What to do:
Which lines of the records contain "title"? Collect every one of them.

Stored items:
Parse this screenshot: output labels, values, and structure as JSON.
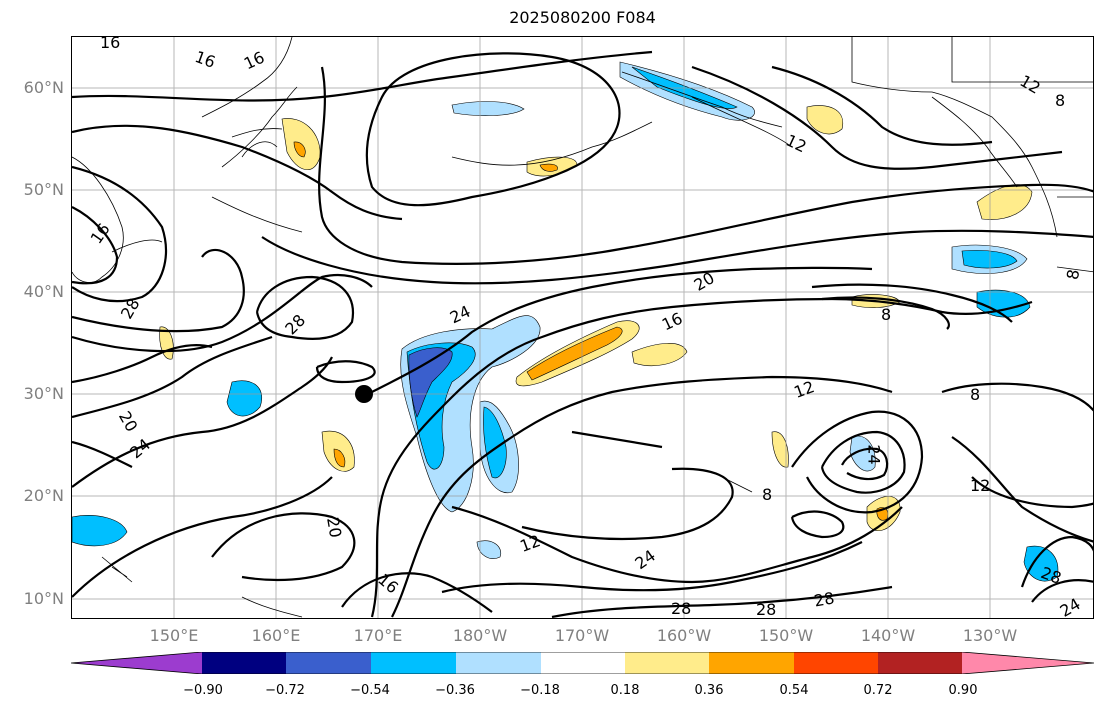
{
  "title": "2025080200 F084",
  "lat_labels": [
    "60°N",
    "50°N",
    "40°N",
    "30°N",
    "20°N",
    "10°N"
  ],
  "lon_labels": [
    "150°E",
    "160°E",
    "170°E",
    "180°W",
    "170°W",
    "160°W",
    "150°W",
    "140°W",
    "130°W"
  ],
  "contour_labels": [
    "16",
    "16",
    "16",
    "16",
    "12",
    "8",
    "12",
    "20",
    "16",
    "24",
    "28",
    "28",
    "20",
    "24",
    "20",
    "16",
    "12",
    "24",
    "28",
    "28",
    "28",
    "8",
    "12",
    "8",
    "24",
    "12",
    "8",
    "28",
    "24",
    "8",
    "12"
  ],
  "colorbar": {
    "tick_labels": [
      "−0.90",
      "−0.72",
      "−0.54",
      "−0.36",
      "−0.18",
      "0.18",
      "0.36",
      "0.54",
      "0.72",
      "0.90"
    ],
    "colors": [
      "#9c3ccf",
      "#000080",
      "#3a5fcd",
      "#00bfff",
      "#b0e0ff",
      "#ffffff",
      "#ffec8b",
      "#ffa500",
      "#ff4500",
      "#b22222",
      "#ff88aa"
    ]
  },
  "marker": "storm-position-dot"
}
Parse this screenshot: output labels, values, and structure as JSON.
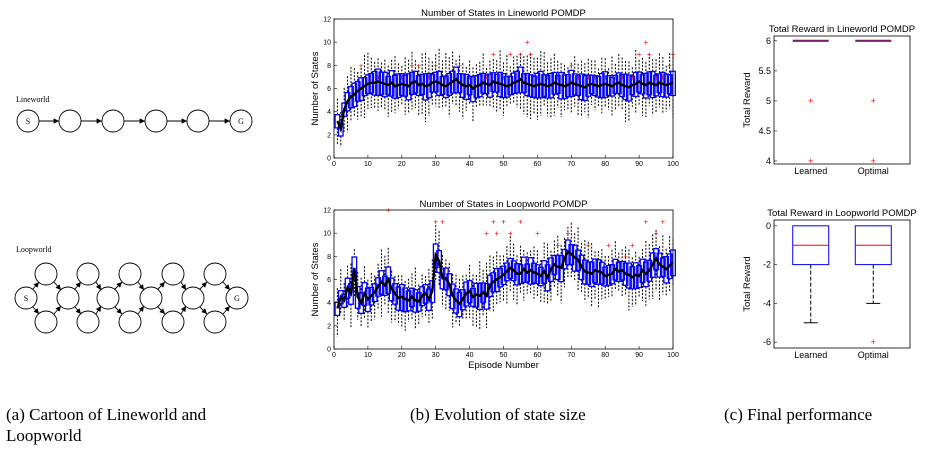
{
  "captions": {
    "a": "(a) Cartoon of Lineworld and Loopworld",
    "b": "(b) Evolution of state size",
    "c": "(c) Final performance"
  },
  "diagrams": {
    "lineworld": {
      "label": "Lineworld",
      "start": "S",
      "goal": "G"
    },
    "loopworld": {
      "label": "Loopworld",
      "start": "S",
      "goal": "G"
    }
  },
  "chart_data": [
    {
      "id": "line_states",
      "type": "box",
      "title": "Number of States in Lineworld POMDP",
      "xlabel": "",
      "ylabel": "Number of States",
      "xlim": [
        0,
        100
      ],
      "ylim": [
        0,
        12
      ],
      "xticks": [
        0,
        10,
        20,
        30,
        40,
        50,
        60,
        70,
        80,
        90,
        100
      ],
      "yticks": [
        0,
        2,
        4,
        6,
        8,
        10,
        12
      ],
      "mean": [
        3.2,
        2.5,
        4.2,
        4.9,
        5.3,
        5.5,
        5.8,
        6.0,
        6.2,
        6.4,
        6.5,
        6.5,
        6.6,
        6.5,
        6.4,
        6.3,
        6.5,
        6.2,
        6.3,
        6.4,
        6.3,
        6.2,
        6.5,
        6.6,
        6.3,
        6.4,
        6.2,
        6.3,
        6.5,
        6.6,
        6.5,
        6.3,
        6.2,
        6.4,
        6.6,
        6.8,
        6.5,
        6.3,
        6.2,
        6.3,
        6.0,
        6.2,
        6.3,
        6.5,
        6.4,
        6.3,
        6.6,
        6.5,
        6.4,
        6.3,
        6.2,
        6.3,
        6.5,
        6.6,
        6.8,
        6.5,
        6.4,
        6.3,
        6.2,
        6.3,
        6.4,
        6.3,
        6.2,
        6.3,
        6.5,
        6.4,
        6.3,
        6.2,
        6.3,
        6.5,
        6.4,
        6.3,
        6.2,
        6.1,
        6.3,
        6.4,
        6.3,
        6.2,
        6.3,
        6.4,
        6.3,
        6.2,
        6.4,
        6.5,
        6.3,
        6.2,
        6.1,
        6.3,
        6.4,
        6.6,
        6.4,
        6.3,
        6.5,
        6.4,
        6.3,
        6.5,
        6.4,
        6.3,
        6.4,
        6.5
      ],
      "outliers": [
        [
          8,
          8
        ],
        [
          13,
          7
        ],
        [
          20,
          7
        ],
        [
          23,
          8
        ],
        [
          25,
          8
        ],
        [
          28,
          7
        ],
        [
          30,
          8
        ],
        [
          33,
          7
        ],
        [
          37,
          8
        ],
        [
          40,
          7
        ],
        [
          45,
          7
        ],
        [
          47,
          9
        ],
        [
          50,
          7
        ],
        [
          52,
          9
        ],
        [
          55,
          9
        ],
        [
          57,
          10
        ],
        [
          58,
          9
        ],
        [
          60,
          7
        ],
        [
          63,
          7
        ],
        [
          66,
          7
        ],
        [
          70,
          8
        ],
        [
          72,
          7
        ],
        [
          75,
          7
        ],
        [
          77,
          7
        ],
        [
          80,
          7
        ],
        [
          83,
          7
        ],
        [
          85,
          7
        ],
        [
          88,
          7
        ],
        [
          90,
          9
        ],
        [
          92,
          10
        ],
        [
          93,
          9
        ],
        [
          95,
          7
        ],
        [
          97,
          7
        ],
        [
          99,
          8
        ],
        [
          100,
          9
        ]
      ]
    },
    {
      "id": "loop_states",
      "type": "box",
      "title": "Number of States in Loopworld POMDP",
      "xlabel": "Episode Number",
      "ylabel": "Number of States",
      "xlim": [
        0,
        100
      ],
      "ylim": [
        0,
        12
      ],
      "xticks": [
        0,
        10,
        20,
        30,
        40,
        50,
        60,
        70,
        80,
        90,
        100
      ],
      "yticks": [
        0,
        2,
        4,
        6,
        8,
        10,
        12
      ],
      "mean": [
        3.5,
        4.5,
        4.2,
        5.3,
        4.8,
        7.0,
        4.5,
        4.0,
        4.8,
        4.3,
        4.6,
        4.9,
        5.4,
        5.8,
        5.5,
        6.0,
        5.2,
        4.8,
        4.4,
        4.5,
        4.3,
        4.2,
        4.5,
        4.2,
        4.1,
        4.6,
        4.8,
        4.3,
        5.0,
        8.1,
        7.6,
        6.1,
        6.1,
        5.6,
        4.6,
        4.2,
        3.9,
        4.3,
        4.8,
        5.0,
        4.5,
        4.7,
        4.6,
        4.9,
        4.6,
        5.5,
        5.8,
        6.0,
        6.2,
        6.4,
        6.7,
        7.0,
        6.8,
        6.5,
        6.5,
        6.9,
        6.6,
        6.8,
        6.6,
        6.5,
        6.3,
        6.7,
        6.2,
        6.9,
        7.3,
        7.1,
        7.0,
        7.8,
        8.4,
        8.2,
        7.9,
        7.7,
        7.1,
        6.7,
        6.6,
        6.5,
        6.8,
        6.7,
        6.6,
        6.3,
        6.4,
        6.5,
        6.9,
        6.7,
        6.8,
        6.5,
        6.4,
        6.2,
        6.4,
        6.3,
        6.8,
        6.5,
        6.8,
        7.3,
        7.8,
        7.3,
        7.1,
        6.9,
        7.2,
        7.5
      ],
      "outliers": [
        [
          16,
          12
        ],
        [
          30,
          11
        ],
        [
          32,
          11
        ],
        [
          45,
          10
        ],
        [
          47,
          11
        ],
        [
          48,
          10
        ],
        [
          50,
          11
        ],
        [
          52,
          10
        ],
        [
          55,
          11
        ],
        [
          60,
          10
        ],
        [
          66,
          9
        ],
        [
          69,
          10
        ],
        [
          75,
          9
        ],
        [
          81,
          9
        ],
        [
          86,
          8
        ],
        [
          88,
          9
        ],
        [
          92,
          11
        ],
        [
          95,
          10
        ],
        [
          97,
          11
        ]
      ]
    },
    {
      "id": "line_reward",
      "type": "box",
      "title": "Total Reward in Lineworld POMDP",
      "xlabel": "",
      "ylabel": "Total Reward",
      "categories": [
        "Learned",
        "Optimal"
      ],
      "ylim": [
        3.95,
        6.08
      ],
      "yticks": [
        4,
        4.5,
        5,
        5.5,
        6
      ],
      "yticklabels": [
        "4",
        "4.5",
        "5",
        "5.5",
        "6"
      ],
      "boxes": [
        {
          "q1": 6,
          "median": 6,
          "q3": 6,
          "lower_whisker": 6,
          "upper_whisker": 6,
          "outliers": [
            5,
            4
          ]
        },
        {
          "q1": 6,
          "median": 6,
          "q3": 6,
          "lower_whisker": 6,
          "upper_whisker": 6,
          "outliers": [
            5,
            4
          ]
        }
      ]
    },
    {
      "id": "loop_reward",
      "type": "box",
      "title": "Total Reward in Loopworld POMDP",
      "xlabel": "",
      "ylabel": "Total Reward",
      "categories": [
        "Learned",
        "Optimal"
      ],
      "ylim": [
        -6.3,
        0.3
      ],
      "yticks": [
        0,
        -2,
        -4,
        -6
      ],
      "yticklabels": [
        "0",
        "-2",
        "-4",
        "-6"
      ],
      "boxes": [
        {
          "q1": -2,
          "median": -1,
          "q3": 0,
          "lower_whisker": -5,
          "upper_whisker": 0,
          "outliers": []
        },
        {
          "q1": -2,
          "median": -1,
          "q3": 0,
          "lower_whisker": -4,
          "upper_whisker": 0,
          "outliers": [
            -6
          ]
        }
      ]
    }
  ],
  "colors": {
    "box": "#0000ff",
    "whisker": "#000000",
    "outlier": "#ff0000",
    "median": "#ff0000",
    "mean_line": "#000000",
    "reward_median_top": "#7a1f6e"
  }
}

Exercise result:
  "title": "2025080200 F084",
      "title": "Number of States in Lineworld POMDP",
      "title": "Number of States in Loopworld POMDP",
      "title": "Total Reward in Lineworld POMDP",
      "title": "Total Reward in Loopworld POMDP",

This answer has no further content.